[Begin Record excerpts]

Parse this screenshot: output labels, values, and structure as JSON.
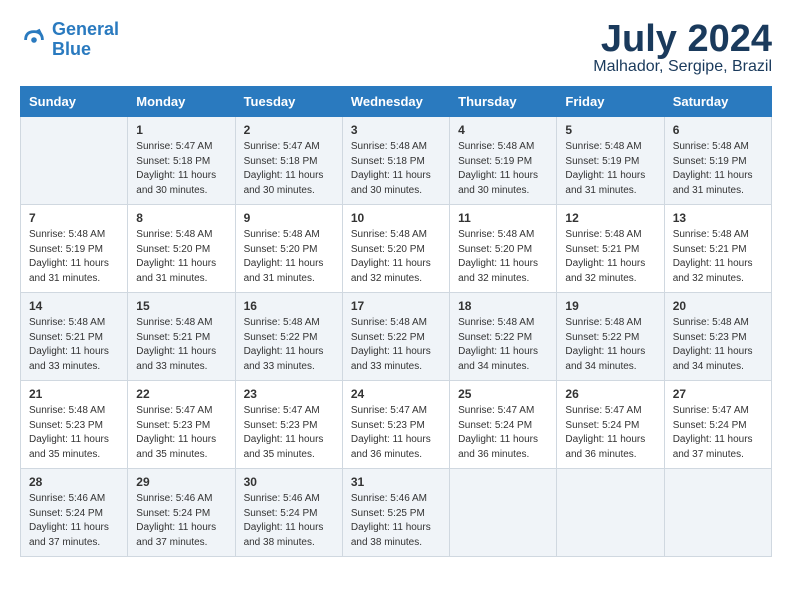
{
  "header": {
    "logo_line1": "General",
    "logo_line2": "Blue",
    "month": "July 2024",
    "location": "Malhador, Sergipe, Brazil"
  },
  "days_of_week": [
    "Sunday",
    "Monday",
    "Tuesday",
    "Wednesday",
    "Thursday",
    "Friday",
    "Saturday"
  ],
  "weeks": [
    [
      {
        "day": "",
        "info": ""
      },
      {
        "day": "1",
        "info": "Sunrise: 5:47 AM\nSunset: 5:18 PM\nDaylight: 11 hours\nand 30 minutes."
      },
      {
        "day": "2",
        "info": "Sunrise: 5:47 AM\nSunset: 5:18 PM\nDaylight: 11 hours\nand 30 minutes."
      },
      {
        "day": "3",
        "info": "Sunrise: 5:48 AM\nSunset: 5:18 PM\nDaylight: 11 hours\nand 30 minutes."
      },
      {
        "day": "4",
        "info": "Sunrise: 5:48 AM\nSunset: 5:19 PM\nDaylight: 11 hours\nand 30 minutes."
      },
      {
        "day": "5",
        "info": "Sunrise: 5:48 AM\nSunset: 5:19 PM\nDaylight: 11 hours\nand 31 minutes."
      },
      {
        "day": "6",
        "info": "Sunrise: 5:48 AM\nSunset: 5:19 PM\nDaylight: 11 hours\nand 31 minutes."
      }
    ],
    [
      {
        "day": "7",
        "info": "Sunrise: 5:48 AM\nSunset: 5:19 PM\nDaylight: 11 hours\nand 31 minutes."
      },
      {
        "day": "8",
        "info": "Sunrise: 5:48 AM\nSunset: 5:20 PM\nDaylight: 11 hours\nand 31 minutes."
      },
      {
        "day": "9",
        "info": "Sunrise: 5:48 AM\nSunset: 5:20 PM\nDaylight: 11 hours\nand 31 minutes."
      },
      {
        "day": "10",
        "info": "Sunrise: 5:48 AM\nSunset: 5:20 PM\nDaylight: 11 hours\nand 32 minutes."
      },
      {
        "day": "11",
        "info": "Sunrise: 5:48 AM\nSunset: 5:20 PM\nDaylight: 11 hours\nand 32 minutes."
      },
      {
        "day": "12",
        "info": "Sunrise: 5:48 AM\nSunset: 5:21 PM\nDaylight: 11 hours\nand 32 minutes."
      },
      {
        "day": "13",
        "info": "Sunrise: 5:48 AM\nSunset: 5:21 PM\nDaylight: 11 hours\nand 32 minutes."
      }
    ],
    [
      {
        "day": "14",
        "info": "Sunrise: 5:48 AM\nSunset: 5:21 PM\nDaylight: 11 hours\nand 33 minutes."
      },
      {
        "day": "15",
        "info": "Sunrise: 5:48 AM\nSunset: 5:21 PM\nDaylight: 11 hours\nand 33 minutes."
      },
      {
        "day": "16",
        "info": "Sunrise: 5:48 AM\nSunset: 5:22 PM\nDaylight: 11 hours\nand 33 minutes."
      },
      {
        "day": "17",
        "info": "Sunrise: 5:48 AM\nSunset: 5:22 PM\nDaylight: 11 hours\nand 33 minutes."
      },
      {
        "day": "18",
        "info": "Sunrise: 5:48 AM\nSunset: 5:22 PM\nDaylight: 11 hours\nand 34 minutes."
      },
      {
        "day": "19",
        "info": "Sunrise: 5:48 AM\nSunset: 5:22 PM\nDaylight: 11 hours\nand 34 minutes."
      },
      {
        "day": "20",
        "info": "Sunrise: 5:48 AM\nSunset: 5:23 PM\nDaylight: 11 hours\nand 34 minutes."
      }
    ],
    [
      {
        "day": "21",
        "info": "Sunrise: 5:48 AM\nSunset: 5:23 PM\nDaylight: 11 hours\nand 35 minutes."
      },
      {
        "day": "22",
        "info": "Sunrise: 5:47 AM\nSunset: 5:23 PM\nDaylight: 11 hours\nand 35 minutes."
      },
      {
        "day": "23",
        "info": "Sunrise: 5:47 AM\nSunset: 5:23 PM\nDaylight: 11 hours\nand 35 minutes."
      },
      {
        "day": "24",
        "info": "Sunrise: 5:47 AM\nSunset: 5:23 PM\nDaylight: 11 hours\nand 36 minutes."
      },
      {
        "day": "25",
        "info": "Sunrise: 5:47 AM\nSunset: 5:24 PM\nDaylight: 11 hours\nand 36 minutes."
      },
      {
        "day": "26",
        "info": "Sunrise: 5:47 AM\nSunset: 5:24 PM\nDaylight: 11 hours\nand 36 minutes."
      },
      {
        "day": "27",
        "info": "Sunrise: 5:47 AM\nSunset: 5:24 PM\nDaylight: 11 hours\nand 37 minutes."
      }
    ],
    [
      {
        "day": "28",
        "info": "Sunrise: 5:46 AM\nSunset: 5:24 PM\nDaylight: 11 hours\nand 37 minutes."
      },
      {
        "day": "29",
        "info": "Sunrise: 5:46 AM\nSunset: 5:24 PM\nDaylight: 11 hours\nand 37 minutes."
      },
      {
        "day": "30",
        "info": "Sunrise: 5:46 AM\nSunset: 5:24 PM\nDaylight: 11 hours\nand 38 minutes."
      },
      {
        "day": "31",
        "info": "Sunrise: 5:46 AM\nSunset: 5:25 PM\nDaylight: 11 hours\nand 38 minutes."
      },
      {
        "day": "",
        "info": ""
      },
      {
        "day": "",
        "info": ""
      },
      {
        "day": "",
        "info": ""
      }
    ]
  ]
}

[End Record excerpts]

> [Directions for this task]
Would you set down the listing exactly, omitting pictures?

> [Worked solution]
Parse this screenshot: output labels, values, and structure as JSON.
{
  "header": {
    "logo_line1": "General",
    "logo_line2": "Blue",
    "month": "July 2024",
    "location": "Malhador, Sergipe, Brazil"
  },
  "days_of_week": [
    "Sunday",
    "Monday",
    "Tuesday",
    "Wednesday",
    "Thursday",
    "Friday",
    "Saturday"
  ],
  "weeks": [
    [
      {
        "day": "",
        "info": ""
      },
      {
        "day": "1",
        "info": "Sunrise: 5:47 AM\nSunset: 5:18 PM\nDaylight: 11 hours\nand 30 minutes."
      },
      {
        "day": "2",
        "info": "Sunrise: 5:47 AM\nSunset: 5:18 PM\nDaylight: 11 hours\nand 30 minutes."
      },
      {
        "day": "3",
        "info": "Sunrise: 5:48 AM\nSunset: 5:18 PM\nDaylight: 11 hours\nand 30 minutes."
      },
      {
        "day": "4",
        "info": "Sunrise: 5:48 AM\nSunset: 5:19 PM\nDaylight: 11 hours\nand 30 minutes."
      },
      {
        "day": "5",
        "info": "Sunrise: 5:48 AM\nSunset: 5:19 PM\nDaylight: 11 hours\nand 31 minutes."
      },
      {
        "day": "6",
        "info": "Sunrise: 5:48 AM\nSunset: 5:19 PM\nDaylight: 11 hours\nand 31 minutes."
      }
    ],
    [
      {
        "day": "7",
        "info": "Sunrise: 5:48 AM\nSunset: 5:19 PM\nDaylight: 11 hours\nand 31 minutes."
      },
      {
        "day": "8",
        "info": "Sunrise: 5:48 AM\nSunset: 5:20 PM\nDaylight: 11 hours\nand 31 minutes."
      },
      {
        "day": "9",
        "info": "Sunrise: 5:48 AM\nSunset: 5:20 PM\nDaylight: 11 hours\nand 31 minutes."
      },
      {
        "day": "10",
        "info": "Sunrise: 5:48 AM\nSunset: 5:20 PM\nDaylight: 11 hours\nand 32 minutes."
      },
      {
        "day": "11",
        "info": "Sunrise: 5:48 AM\nSunset: 5:20 PM\nDaylight: 11 hours\nand 32 minutes."
      },
      {
        "day": "12",
        "info": "Sunrise: 5:48 AM\nSunset: 5:21 PM\nDaylight: 11 hours\nand 32 minutes."
      },
      {
        "day": "13",
        "info": "Sunrise: 5:48 AM\nSunset: 5:21 PM\nDaylight: 11 hours\nand 32 minutes."
      }
    ],
    [
      {
        "day": "14",
        "info": "Sunrise: 5:48 AM\nSunset: 5:21 PM\nDaylight: 11 hours\nand 33 minutes."
      },
      {
        "day": "15",
        "info": "Sunrise: 5:48 AM\nSunset: 5:21 PM\nDaylight: 11 hours\nand 33 minutes."
      },
      {
        "day": "16",
        "info": "Sunrise: 5:48 AM\nSunset: 5:22 PM\nDaylight: 11 hours\nand 33 minutes."
      },
      {
        "day": "17",
        "info": "Sunrise: 5:48 AM\nSunset: 5:22 PM\nDaylight: 11 hours\nand 33 minutes."
      },
      {
        "day": "18",
        "info": "Sunrise: 5:48 AM\nSunset: 5:22 PM\nDaylight: 11 hours\nand 34 minutes."
      },
      {
        "day": "19",
        "info": "Sunrise: 5:48 AM\nSunset: 5:22 PM\nDaylight: 11 hours\nand 34 minutes."
      },
      {
        "day": "20",
        "info": "Sunrise: 5:48 AM\nSunset: 5:23 PM\nDaylight: 11 hours\nand 34 minutes."
      }
    ],
    [
      {
        "day": "21",
        "info": "Sunrise: 5:48 AM\nSunset: 5:23 PM\nDaylight: 11 hours\nand 35 minutes."
      },
      {
        "day": "22",
        "info": "Sunrise: 5:47 AM\nSunset: 5:23 PM\nDaylight: 11 hours\nand 35 minutes."
      },
      {
        "day": "23",
        "info": "Sunrise: 5:47 AM\nSunset: 5:23 PM\nDaylight: 11 hours\nand 35 minutes."
      },
      {
        "day": "24",
        "info": "Sunrise: 5:47 AM\nSunset: 5:23 PM\nDaylight: 11 hours\nand 36 minutes."
      },
      {
        "day": "25",
        "info": "Sunrise: 5:47 AM\nSunset: 5:24 PM\nDaylight: 11 hours\nand 36 minutes."
      },
      {
        "day": "26",
        "info": "Sunrise: 5:47 AM\nSunset: 5:24 PM\nDaylight: 11 hours\nand 36 minutes."
      },
      {
        "day": "27",
        "info": "Sunrise: 5:47 AM\nSunset: 5:24 PM\nDaylight: 11 hours\nand 37 minutes."
      }
    ],
    [
      {
        "day": "28",
        "info": "Sunrise: 5:46 AM\nSunset: 5:24 PM\nDaylight: 11 hours\nand 37 minutes."
      },
      {
        "day": "29",
        "info": "Sunrise: 5:46 AM\nSunset: 5:24 PM\nDaylight: 11 hours\nand 37 minutes."
      },
      {
        "day": "30",
        "info": "Sunrise: 5:46 AM\nSunset: 5:24 PM\nDaylight: 11 hours\nand 38 minutes."
      },
      {
        "day": "31",
        "info": "Sunrise: 5:46 AM\nSunset: 5:25 PM\nDaylight: 11 hours\nand 38 minutes."
      },
      {
        "day": "",
        "info": ""
      },
      {
        "day": "",
        "info": ""
      },
      {
        "day": "",
        "info": ""
      }
    ]
  ]
}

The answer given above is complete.